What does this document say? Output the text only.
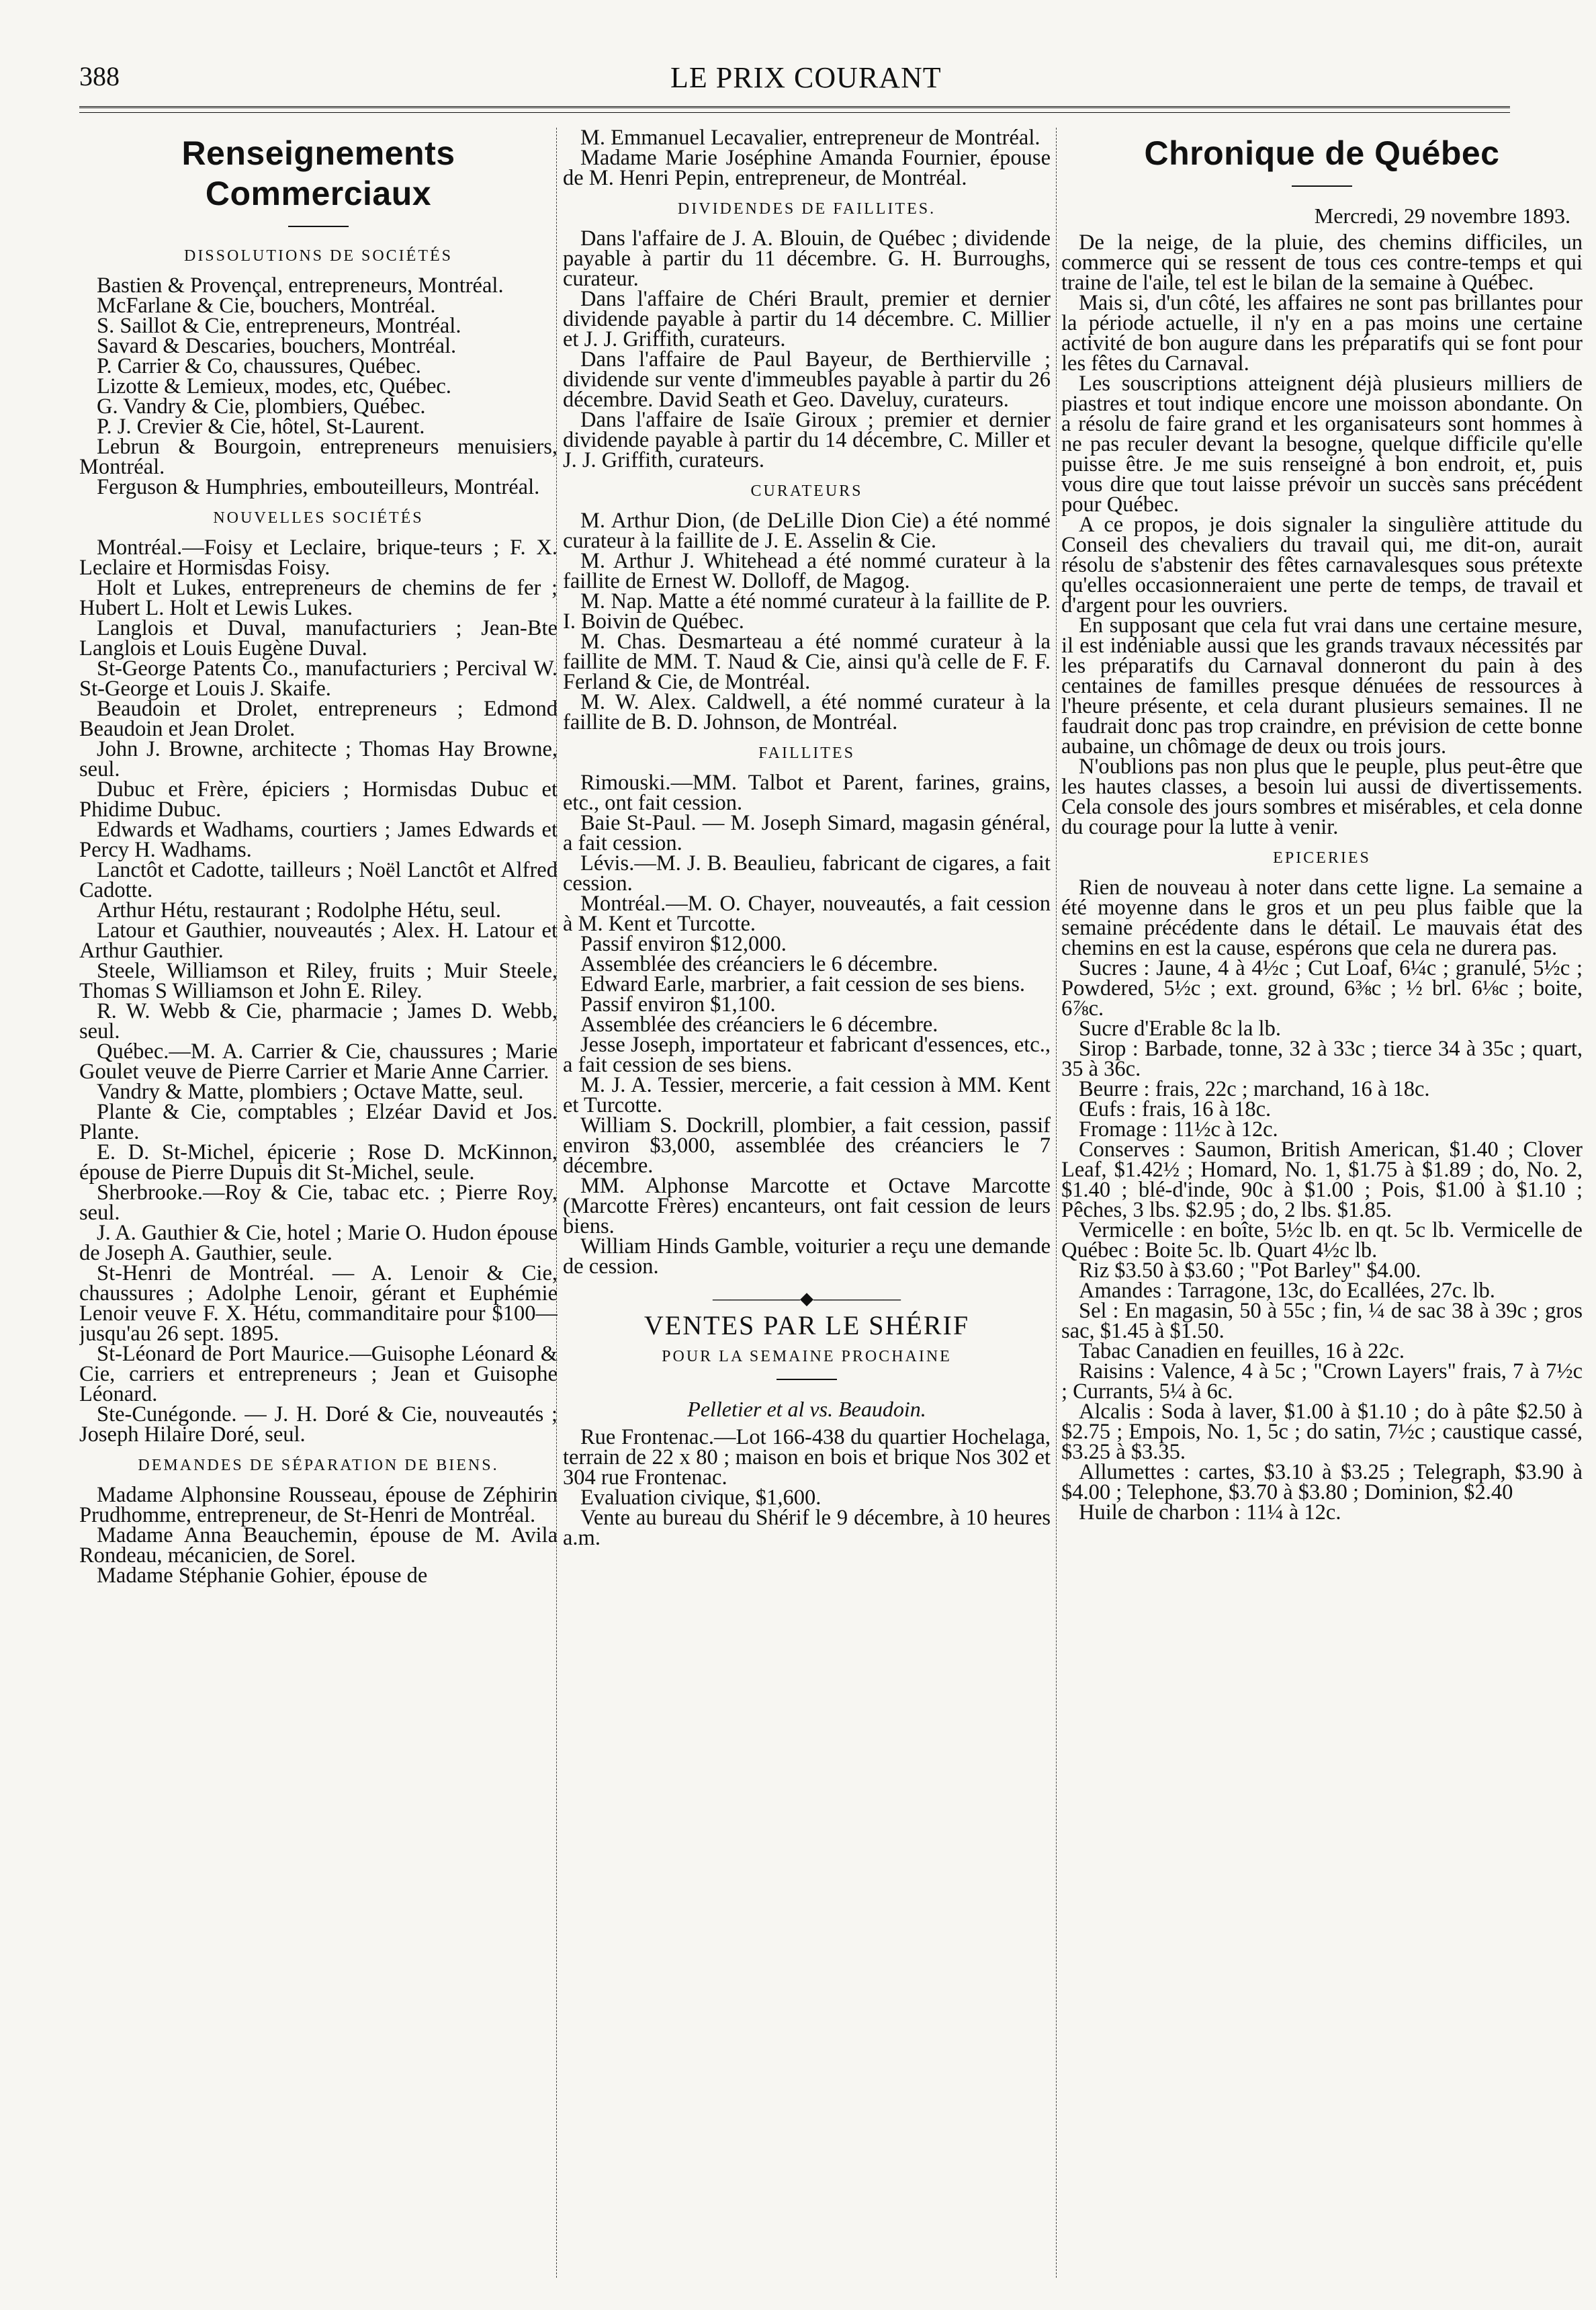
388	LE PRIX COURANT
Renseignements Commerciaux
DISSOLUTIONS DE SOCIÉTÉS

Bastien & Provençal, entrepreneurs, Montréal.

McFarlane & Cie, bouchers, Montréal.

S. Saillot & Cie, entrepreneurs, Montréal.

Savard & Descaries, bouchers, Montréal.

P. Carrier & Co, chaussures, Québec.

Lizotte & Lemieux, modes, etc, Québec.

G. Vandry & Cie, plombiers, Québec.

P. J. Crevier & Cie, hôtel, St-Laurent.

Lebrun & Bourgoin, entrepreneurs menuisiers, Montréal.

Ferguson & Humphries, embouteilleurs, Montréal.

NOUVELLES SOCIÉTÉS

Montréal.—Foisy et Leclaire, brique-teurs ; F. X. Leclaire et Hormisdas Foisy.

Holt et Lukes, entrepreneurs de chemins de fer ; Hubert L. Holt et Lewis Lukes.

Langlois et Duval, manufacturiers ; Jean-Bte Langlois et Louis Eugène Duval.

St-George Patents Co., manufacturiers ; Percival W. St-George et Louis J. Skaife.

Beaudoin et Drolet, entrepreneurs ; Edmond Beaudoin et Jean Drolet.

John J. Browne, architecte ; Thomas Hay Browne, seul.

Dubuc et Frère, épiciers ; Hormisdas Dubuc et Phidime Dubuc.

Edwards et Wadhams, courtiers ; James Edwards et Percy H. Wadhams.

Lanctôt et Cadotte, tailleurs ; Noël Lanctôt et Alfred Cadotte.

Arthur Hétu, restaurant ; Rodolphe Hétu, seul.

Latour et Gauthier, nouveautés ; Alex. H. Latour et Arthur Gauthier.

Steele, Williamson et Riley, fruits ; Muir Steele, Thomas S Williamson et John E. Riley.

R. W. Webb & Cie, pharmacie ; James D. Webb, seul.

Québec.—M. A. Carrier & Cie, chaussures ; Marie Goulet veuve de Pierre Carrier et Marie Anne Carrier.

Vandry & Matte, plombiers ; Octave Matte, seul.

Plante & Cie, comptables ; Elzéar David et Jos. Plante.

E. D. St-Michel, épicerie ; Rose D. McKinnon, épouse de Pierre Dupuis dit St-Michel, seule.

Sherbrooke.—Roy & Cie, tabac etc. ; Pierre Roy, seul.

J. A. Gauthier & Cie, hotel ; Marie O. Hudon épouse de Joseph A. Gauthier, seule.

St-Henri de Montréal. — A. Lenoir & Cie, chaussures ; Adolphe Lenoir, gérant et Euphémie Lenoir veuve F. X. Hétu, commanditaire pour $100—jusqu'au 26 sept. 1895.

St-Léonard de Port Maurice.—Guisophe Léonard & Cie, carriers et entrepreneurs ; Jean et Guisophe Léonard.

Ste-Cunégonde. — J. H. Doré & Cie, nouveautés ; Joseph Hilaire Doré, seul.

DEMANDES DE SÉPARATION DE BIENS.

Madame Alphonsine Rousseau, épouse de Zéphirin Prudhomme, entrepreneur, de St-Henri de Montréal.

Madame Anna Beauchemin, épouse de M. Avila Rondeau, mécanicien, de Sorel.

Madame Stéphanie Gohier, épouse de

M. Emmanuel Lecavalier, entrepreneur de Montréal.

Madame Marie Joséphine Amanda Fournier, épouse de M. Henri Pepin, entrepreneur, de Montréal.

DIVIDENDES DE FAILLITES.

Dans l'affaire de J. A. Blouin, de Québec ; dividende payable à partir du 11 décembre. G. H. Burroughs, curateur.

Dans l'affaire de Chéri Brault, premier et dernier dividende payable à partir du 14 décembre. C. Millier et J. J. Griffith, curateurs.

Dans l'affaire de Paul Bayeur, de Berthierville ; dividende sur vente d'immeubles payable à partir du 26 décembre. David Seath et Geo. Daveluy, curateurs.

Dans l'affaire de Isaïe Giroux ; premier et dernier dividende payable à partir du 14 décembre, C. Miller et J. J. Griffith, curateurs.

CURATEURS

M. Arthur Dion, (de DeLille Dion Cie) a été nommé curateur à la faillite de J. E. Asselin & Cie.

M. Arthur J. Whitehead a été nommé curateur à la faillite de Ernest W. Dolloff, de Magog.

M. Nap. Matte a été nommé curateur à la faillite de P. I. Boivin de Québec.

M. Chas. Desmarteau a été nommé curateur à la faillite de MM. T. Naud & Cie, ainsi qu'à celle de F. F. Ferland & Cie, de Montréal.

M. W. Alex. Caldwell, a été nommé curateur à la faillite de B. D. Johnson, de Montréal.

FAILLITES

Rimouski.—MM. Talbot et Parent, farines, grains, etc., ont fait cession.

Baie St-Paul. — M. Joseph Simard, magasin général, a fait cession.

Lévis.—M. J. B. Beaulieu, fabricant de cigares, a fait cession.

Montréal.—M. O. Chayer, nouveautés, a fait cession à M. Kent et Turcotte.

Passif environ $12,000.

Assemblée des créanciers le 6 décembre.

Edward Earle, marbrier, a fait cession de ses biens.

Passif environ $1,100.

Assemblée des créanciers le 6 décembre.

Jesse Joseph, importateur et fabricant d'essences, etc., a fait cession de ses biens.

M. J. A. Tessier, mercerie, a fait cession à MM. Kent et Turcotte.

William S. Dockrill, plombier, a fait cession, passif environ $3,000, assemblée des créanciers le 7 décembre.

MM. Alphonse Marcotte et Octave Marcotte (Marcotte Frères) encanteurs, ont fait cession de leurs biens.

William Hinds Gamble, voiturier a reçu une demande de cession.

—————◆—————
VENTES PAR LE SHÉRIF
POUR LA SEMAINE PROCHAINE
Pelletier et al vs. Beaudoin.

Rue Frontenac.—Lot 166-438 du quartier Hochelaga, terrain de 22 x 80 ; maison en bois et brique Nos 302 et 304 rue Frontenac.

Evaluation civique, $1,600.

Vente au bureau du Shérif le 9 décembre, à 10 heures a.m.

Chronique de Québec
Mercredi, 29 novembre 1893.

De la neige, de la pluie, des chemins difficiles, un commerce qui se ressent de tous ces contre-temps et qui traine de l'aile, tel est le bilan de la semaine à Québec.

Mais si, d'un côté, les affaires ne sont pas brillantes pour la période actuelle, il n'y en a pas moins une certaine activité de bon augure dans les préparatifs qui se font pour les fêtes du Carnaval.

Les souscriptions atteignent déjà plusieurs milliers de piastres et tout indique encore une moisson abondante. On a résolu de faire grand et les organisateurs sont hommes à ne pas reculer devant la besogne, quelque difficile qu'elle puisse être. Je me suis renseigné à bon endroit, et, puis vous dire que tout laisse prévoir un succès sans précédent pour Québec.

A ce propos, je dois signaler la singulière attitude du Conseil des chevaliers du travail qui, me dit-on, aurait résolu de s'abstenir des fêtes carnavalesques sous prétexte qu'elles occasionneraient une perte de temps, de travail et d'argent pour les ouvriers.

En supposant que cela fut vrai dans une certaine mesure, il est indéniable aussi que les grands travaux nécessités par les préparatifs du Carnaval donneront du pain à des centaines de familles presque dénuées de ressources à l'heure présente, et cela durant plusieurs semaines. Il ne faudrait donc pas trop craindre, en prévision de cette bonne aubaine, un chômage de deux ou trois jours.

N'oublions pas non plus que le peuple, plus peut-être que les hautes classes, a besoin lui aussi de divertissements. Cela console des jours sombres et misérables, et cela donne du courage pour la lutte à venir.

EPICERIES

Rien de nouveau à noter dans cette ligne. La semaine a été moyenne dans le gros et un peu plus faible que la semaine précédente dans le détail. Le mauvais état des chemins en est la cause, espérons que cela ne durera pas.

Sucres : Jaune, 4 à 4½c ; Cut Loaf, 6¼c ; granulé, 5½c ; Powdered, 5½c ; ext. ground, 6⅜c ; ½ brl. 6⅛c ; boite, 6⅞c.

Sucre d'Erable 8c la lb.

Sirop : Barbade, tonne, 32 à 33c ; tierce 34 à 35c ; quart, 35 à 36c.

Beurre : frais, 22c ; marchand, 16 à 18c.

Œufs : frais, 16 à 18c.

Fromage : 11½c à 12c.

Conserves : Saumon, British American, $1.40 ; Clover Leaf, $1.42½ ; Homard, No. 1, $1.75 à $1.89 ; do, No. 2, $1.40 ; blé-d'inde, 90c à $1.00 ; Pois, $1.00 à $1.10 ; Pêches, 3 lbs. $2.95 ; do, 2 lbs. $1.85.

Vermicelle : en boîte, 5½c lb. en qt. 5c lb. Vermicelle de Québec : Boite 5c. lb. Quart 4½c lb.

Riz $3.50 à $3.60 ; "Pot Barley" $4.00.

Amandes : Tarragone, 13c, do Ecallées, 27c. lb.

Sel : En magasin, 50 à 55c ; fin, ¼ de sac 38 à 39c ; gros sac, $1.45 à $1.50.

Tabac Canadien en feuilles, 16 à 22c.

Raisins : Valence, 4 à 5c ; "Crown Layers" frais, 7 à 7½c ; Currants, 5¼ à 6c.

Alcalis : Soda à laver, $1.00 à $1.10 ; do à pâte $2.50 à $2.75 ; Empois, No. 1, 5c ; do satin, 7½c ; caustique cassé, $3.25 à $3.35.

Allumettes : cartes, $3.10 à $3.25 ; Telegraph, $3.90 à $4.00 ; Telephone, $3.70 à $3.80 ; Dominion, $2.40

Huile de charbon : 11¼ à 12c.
---
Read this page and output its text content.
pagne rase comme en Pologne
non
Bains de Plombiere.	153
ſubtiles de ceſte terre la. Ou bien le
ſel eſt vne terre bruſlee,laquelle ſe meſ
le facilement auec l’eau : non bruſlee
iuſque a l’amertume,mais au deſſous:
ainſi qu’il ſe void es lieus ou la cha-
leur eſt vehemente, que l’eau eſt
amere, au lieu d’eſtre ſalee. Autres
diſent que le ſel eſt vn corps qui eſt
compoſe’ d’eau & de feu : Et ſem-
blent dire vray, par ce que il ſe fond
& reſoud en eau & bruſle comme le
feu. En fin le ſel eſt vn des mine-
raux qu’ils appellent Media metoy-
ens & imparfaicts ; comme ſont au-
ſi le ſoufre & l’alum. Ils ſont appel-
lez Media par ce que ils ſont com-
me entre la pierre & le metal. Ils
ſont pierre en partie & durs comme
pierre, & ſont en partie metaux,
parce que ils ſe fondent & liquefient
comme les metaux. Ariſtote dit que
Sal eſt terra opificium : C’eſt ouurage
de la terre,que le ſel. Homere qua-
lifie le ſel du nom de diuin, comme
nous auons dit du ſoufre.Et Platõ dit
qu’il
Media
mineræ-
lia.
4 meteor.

_Work to do_.
Copy every line in the records above that contains the word "Arthur".

_Exercise answer_.
Arthur Hétu, restaurant ; Rodolphe Hétu, seul.
Latour et Gauthier, nouveautés ; Alex. H. Latour et Arthur Gauthier.
M. Arthur Dion, (de DeLille Dion Cie) a été nommé curateur à la faillite de J. E. Asselin & Cie.
M. Arthur J. Whitehead a été nommé curateur à la faillite de Ernest W. Dolloff, de Magog.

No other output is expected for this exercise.